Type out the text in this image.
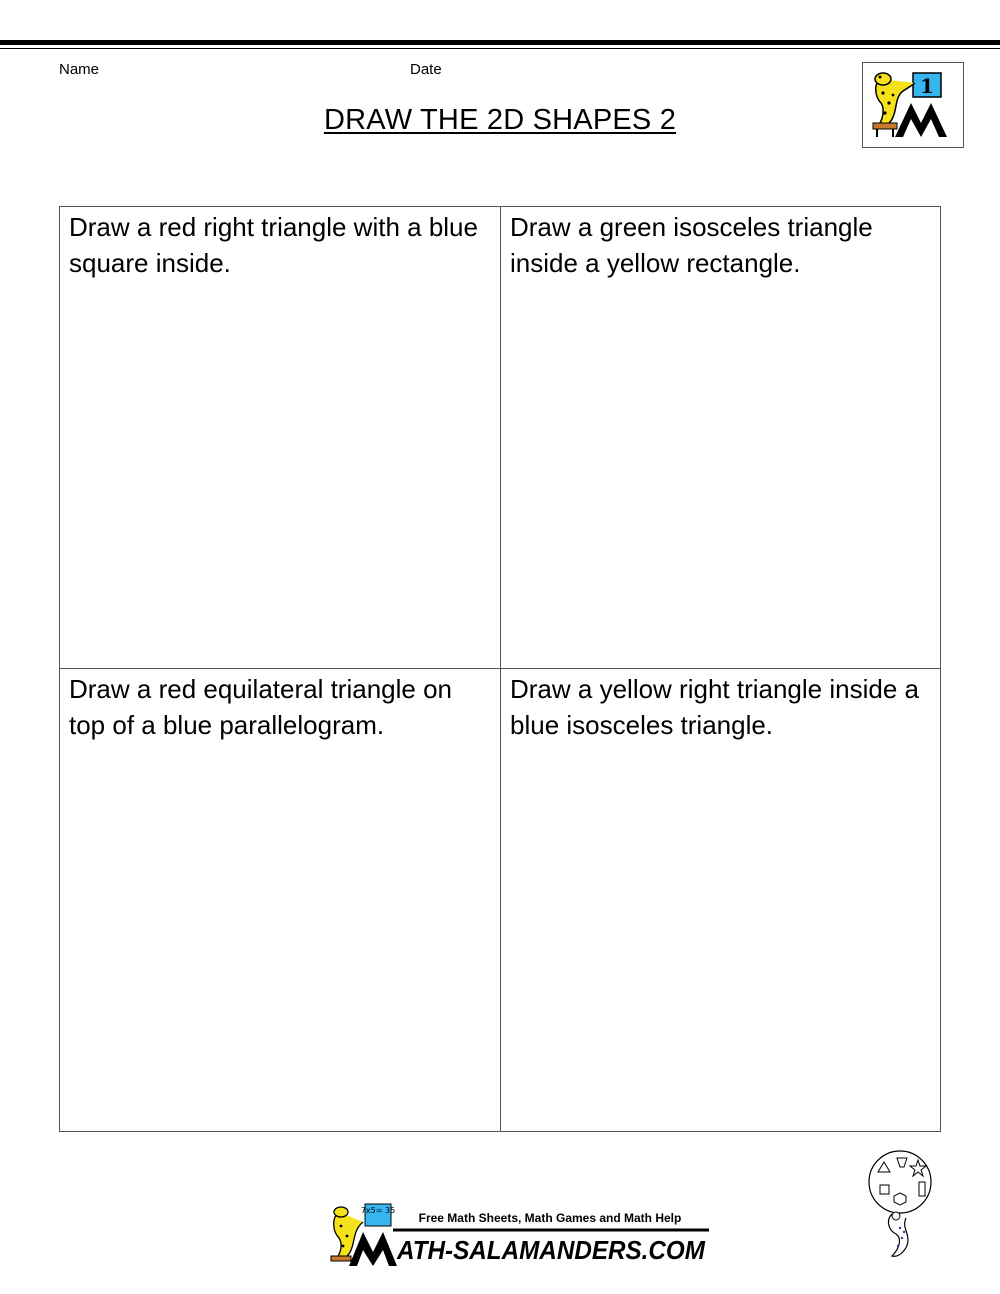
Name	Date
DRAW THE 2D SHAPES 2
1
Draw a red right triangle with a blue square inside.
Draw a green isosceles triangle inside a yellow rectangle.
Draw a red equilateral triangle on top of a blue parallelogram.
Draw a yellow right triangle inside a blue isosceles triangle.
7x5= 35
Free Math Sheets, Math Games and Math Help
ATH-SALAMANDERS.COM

=-=-=

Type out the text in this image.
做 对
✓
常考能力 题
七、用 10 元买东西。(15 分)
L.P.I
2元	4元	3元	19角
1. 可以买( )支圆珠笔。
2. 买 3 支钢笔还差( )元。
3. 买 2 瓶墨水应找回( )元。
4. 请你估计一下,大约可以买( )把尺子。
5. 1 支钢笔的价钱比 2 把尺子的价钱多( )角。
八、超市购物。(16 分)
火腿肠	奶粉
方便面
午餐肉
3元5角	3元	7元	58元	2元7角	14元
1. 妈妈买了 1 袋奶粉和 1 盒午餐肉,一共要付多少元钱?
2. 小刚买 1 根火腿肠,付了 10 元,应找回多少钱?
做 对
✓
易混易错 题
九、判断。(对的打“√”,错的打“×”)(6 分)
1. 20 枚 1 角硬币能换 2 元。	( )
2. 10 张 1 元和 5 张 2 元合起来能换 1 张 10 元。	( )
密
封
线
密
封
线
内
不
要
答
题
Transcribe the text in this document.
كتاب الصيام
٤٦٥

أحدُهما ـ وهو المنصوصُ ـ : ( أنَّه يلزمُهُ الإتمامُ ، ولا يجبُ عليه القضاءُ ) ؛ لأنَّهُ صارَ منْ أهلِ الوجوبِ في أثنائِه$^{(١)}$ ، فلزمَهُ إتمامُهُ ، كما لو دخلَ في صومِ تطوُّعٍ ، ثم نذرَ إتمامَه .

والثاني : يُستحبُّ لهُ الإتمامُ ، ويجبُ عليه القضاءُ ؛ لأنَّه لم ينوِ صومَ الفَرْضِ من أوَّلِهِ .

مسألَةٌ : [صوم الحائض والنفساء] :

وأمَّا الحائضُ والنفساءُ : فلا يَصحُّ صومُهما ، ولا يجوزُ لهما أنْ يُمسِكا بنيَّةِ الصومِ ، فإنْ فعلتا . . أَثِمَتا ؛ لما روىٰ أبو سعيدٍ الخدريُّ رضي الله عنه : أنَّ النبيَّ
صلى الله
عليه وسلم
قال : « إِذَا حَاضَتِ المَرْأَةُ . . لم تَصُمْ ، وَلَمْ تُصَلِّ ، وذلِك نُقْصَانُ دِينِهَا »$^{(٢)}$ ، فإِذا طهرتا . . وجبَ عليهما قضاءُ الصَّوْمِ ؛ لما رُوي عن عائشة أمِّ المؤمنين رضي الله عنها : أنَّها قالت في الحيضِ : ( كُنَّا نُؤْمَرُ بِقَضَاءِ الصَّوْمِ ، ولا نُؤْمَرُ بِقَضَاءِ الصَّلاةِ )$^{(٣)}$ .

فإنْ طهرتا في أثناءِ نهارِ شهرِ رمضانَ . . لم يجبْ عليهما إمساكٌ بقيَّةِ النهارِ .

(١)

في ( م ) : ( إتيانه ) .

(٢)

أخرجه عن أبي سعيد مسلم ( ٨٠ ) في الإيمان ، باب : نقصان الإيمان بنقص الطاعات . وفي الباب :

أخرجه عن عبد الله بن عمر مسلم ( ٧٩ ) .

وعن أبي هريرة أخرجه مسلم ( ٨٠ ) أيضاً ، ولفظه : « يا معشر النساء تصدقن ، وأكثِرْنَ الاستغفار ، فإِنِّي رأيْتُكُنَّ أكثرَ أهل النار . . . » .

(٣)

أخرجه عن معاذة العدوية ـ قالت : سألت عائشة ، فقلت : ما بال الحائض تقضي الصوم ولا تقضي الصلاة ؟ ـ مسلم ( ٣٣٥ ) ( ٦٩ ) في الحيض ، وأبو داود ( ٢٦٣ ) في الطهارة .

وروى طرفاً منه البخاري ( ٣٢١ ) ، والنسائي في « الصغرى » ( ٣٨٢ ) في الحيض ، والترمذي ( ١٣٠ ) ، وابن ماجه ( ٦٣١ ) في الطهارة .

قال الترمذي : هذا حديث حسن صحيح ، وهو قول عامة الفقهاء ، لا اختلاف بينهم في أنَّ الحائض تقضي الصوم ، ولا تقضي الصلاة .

=-=-=

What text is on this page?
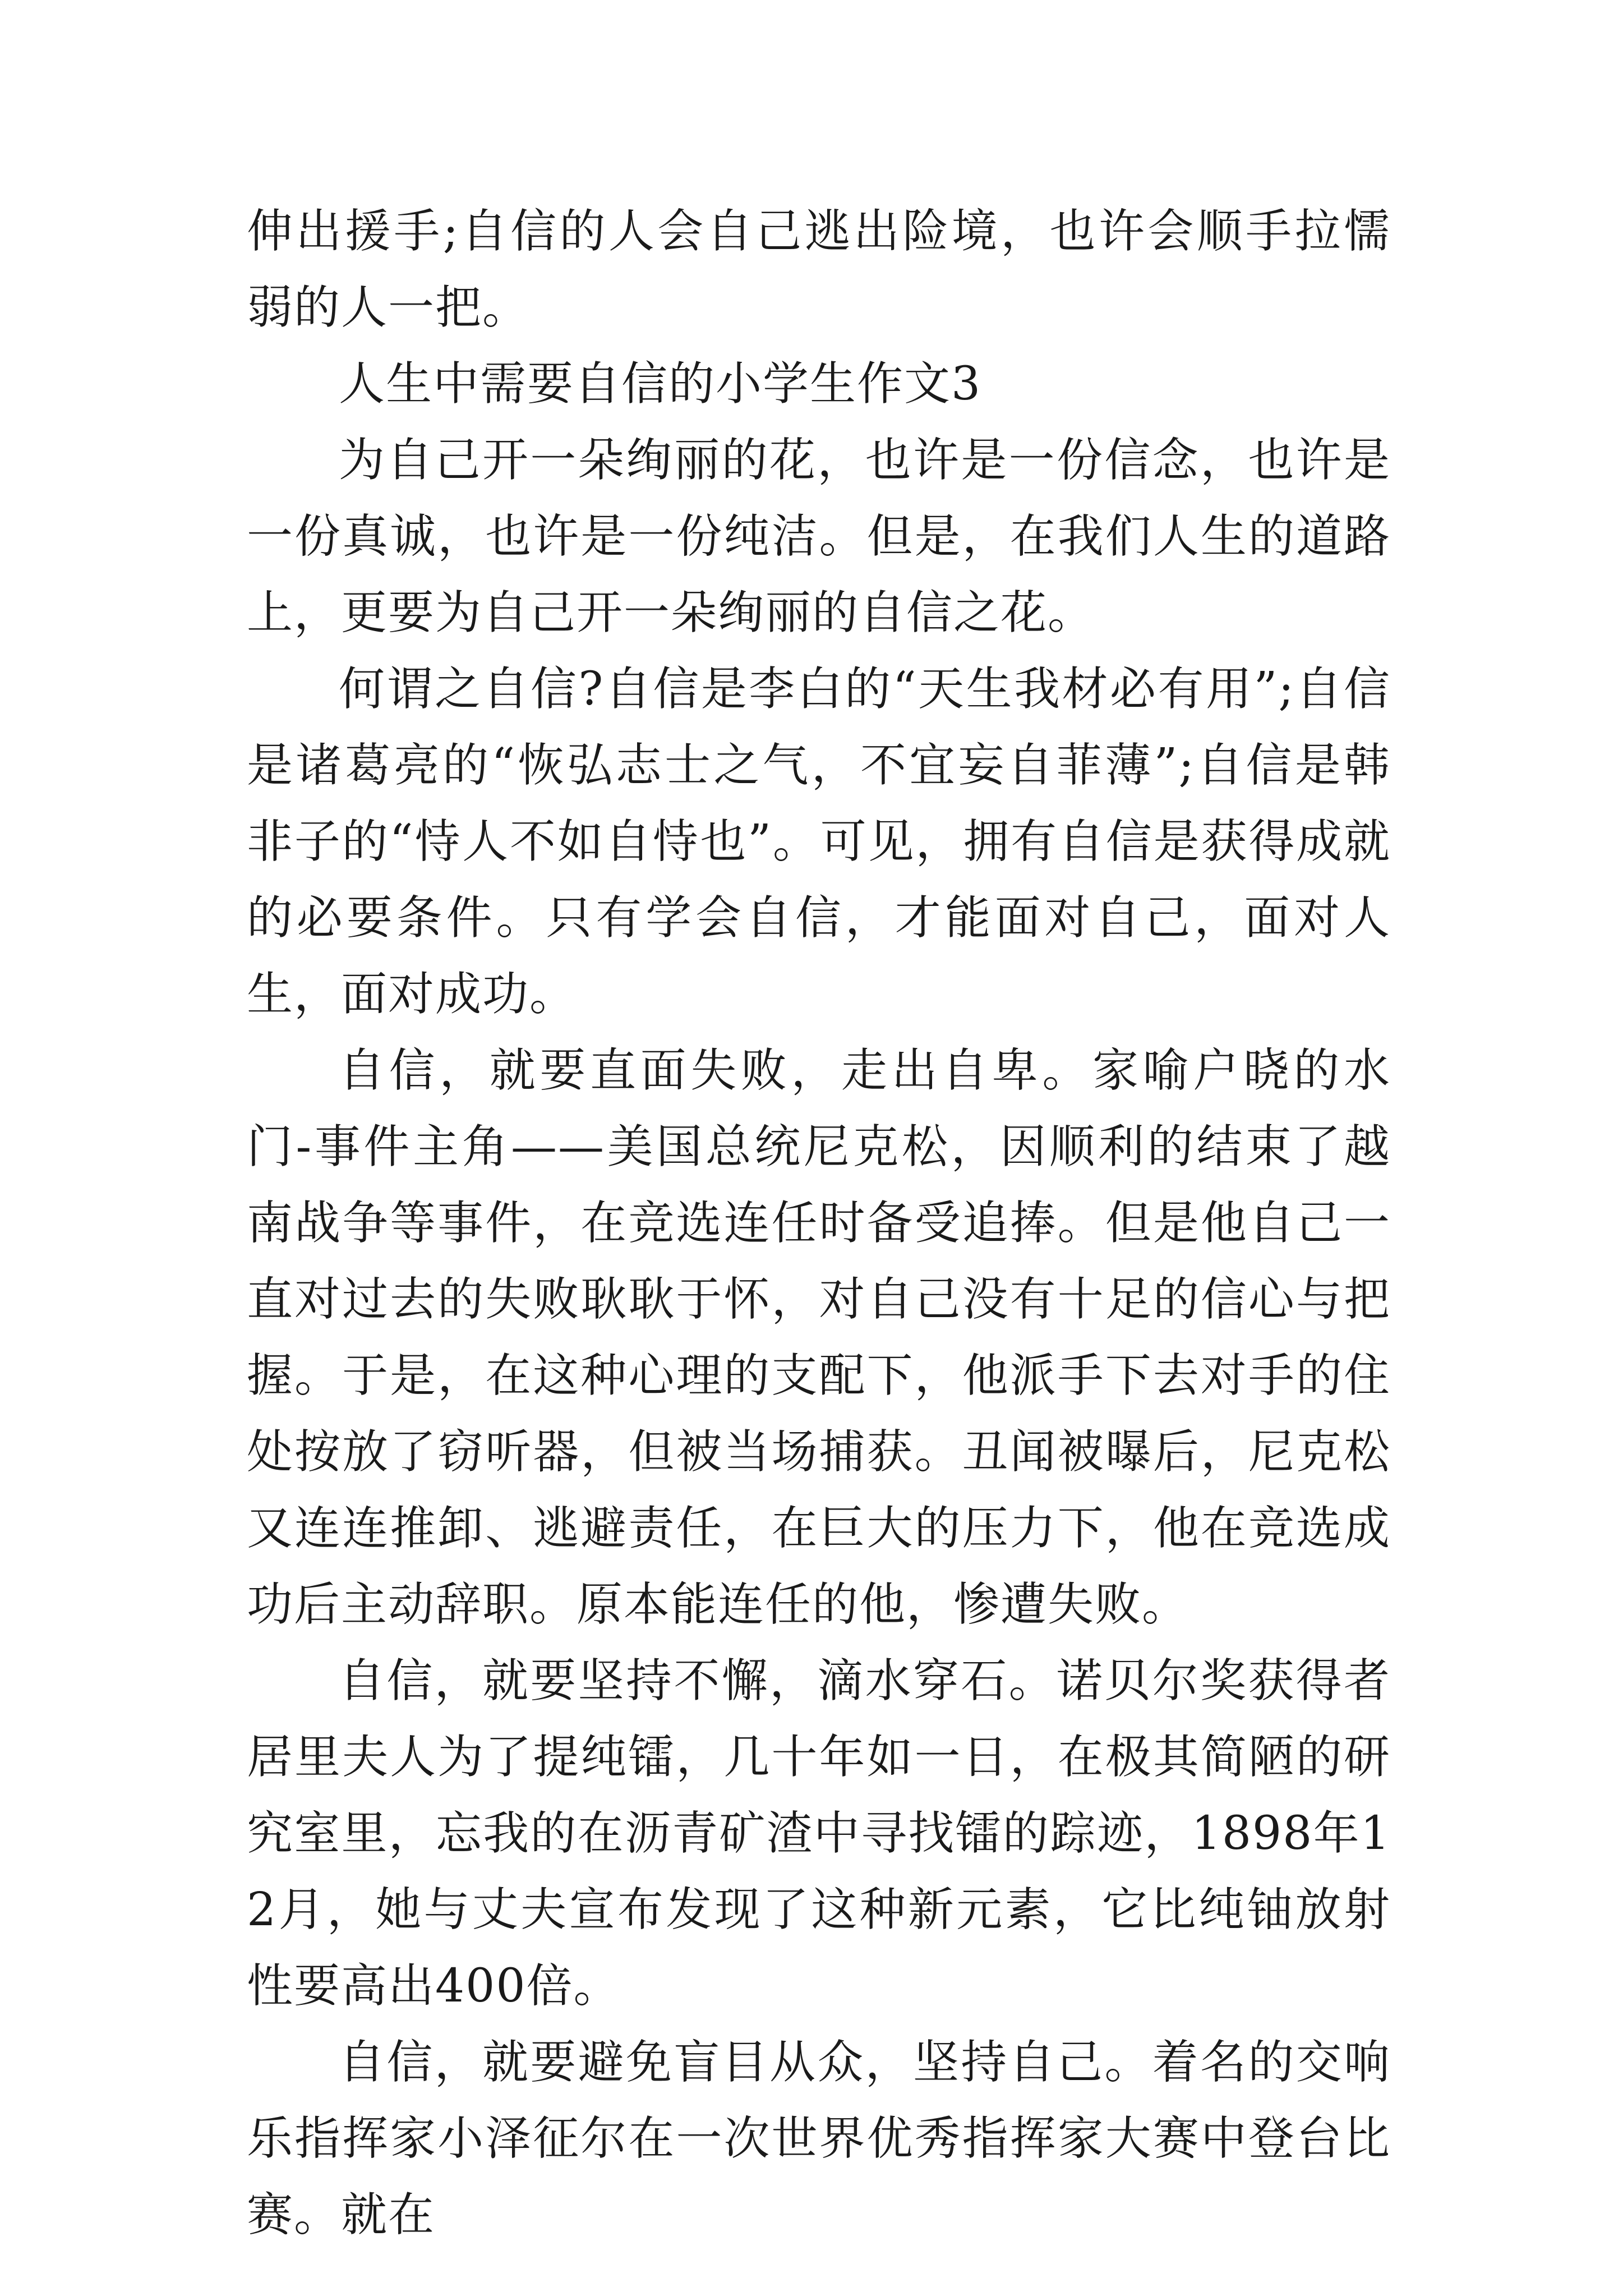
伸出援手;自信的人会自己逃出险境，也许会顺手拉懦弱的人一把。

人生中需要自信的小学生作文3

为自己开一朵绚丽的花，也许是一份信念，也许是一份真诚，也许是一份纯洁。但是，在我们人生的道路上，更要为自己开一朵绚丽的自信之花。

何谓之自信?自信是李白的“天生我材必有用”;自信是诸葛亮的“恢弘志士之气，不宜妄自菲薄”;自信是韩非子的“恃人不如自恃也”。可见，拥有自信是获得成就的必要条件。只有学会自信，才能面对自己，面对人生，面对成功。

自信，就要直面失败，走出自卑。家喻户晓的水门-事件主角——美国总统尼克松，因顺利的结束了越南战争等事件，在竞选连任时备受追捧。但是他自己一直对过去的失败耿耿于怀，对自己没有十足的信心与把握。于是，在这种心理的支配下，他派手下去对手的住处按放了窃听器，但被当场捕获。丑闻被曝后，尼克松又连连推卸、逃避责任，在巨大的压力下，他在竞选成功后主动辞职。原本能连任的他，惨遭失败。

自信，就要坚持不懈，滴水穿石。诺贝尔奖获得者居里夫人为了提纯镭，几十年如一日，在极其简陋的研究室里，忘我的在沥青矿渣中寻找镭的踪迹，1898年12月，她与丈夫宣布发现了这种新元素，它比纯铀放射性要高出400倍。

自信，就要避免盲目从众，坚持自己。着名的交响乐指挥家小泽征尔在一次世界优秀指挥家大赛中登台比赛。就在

=-=-=

- **Directions for this task**:
Scan the records above for the string "الطهارة", then select every line that holds it.

- **Solution to this task**:
أخرجه عن معاذة العدوية ـ قالت : سألت عائشة ، فقلت : ما بال الحائض تقضي الصوم ولا تقضي الصلاة ؟ ـ مسلم ( ٣٣٥ ) ( ٦٩ ) في الحيض ، وأبو داود ( ٢٦٣ ) في الطهارة .
وروى طرفاً منه البخاري ( ٣٢١ ) ، والنسائي في « الصغرى » ( ٣٨٢ ) في الحيض ، والترمذي ( ١٣٠ ) ، وابن ماجه ( ٦٣١ ) في الطهارة .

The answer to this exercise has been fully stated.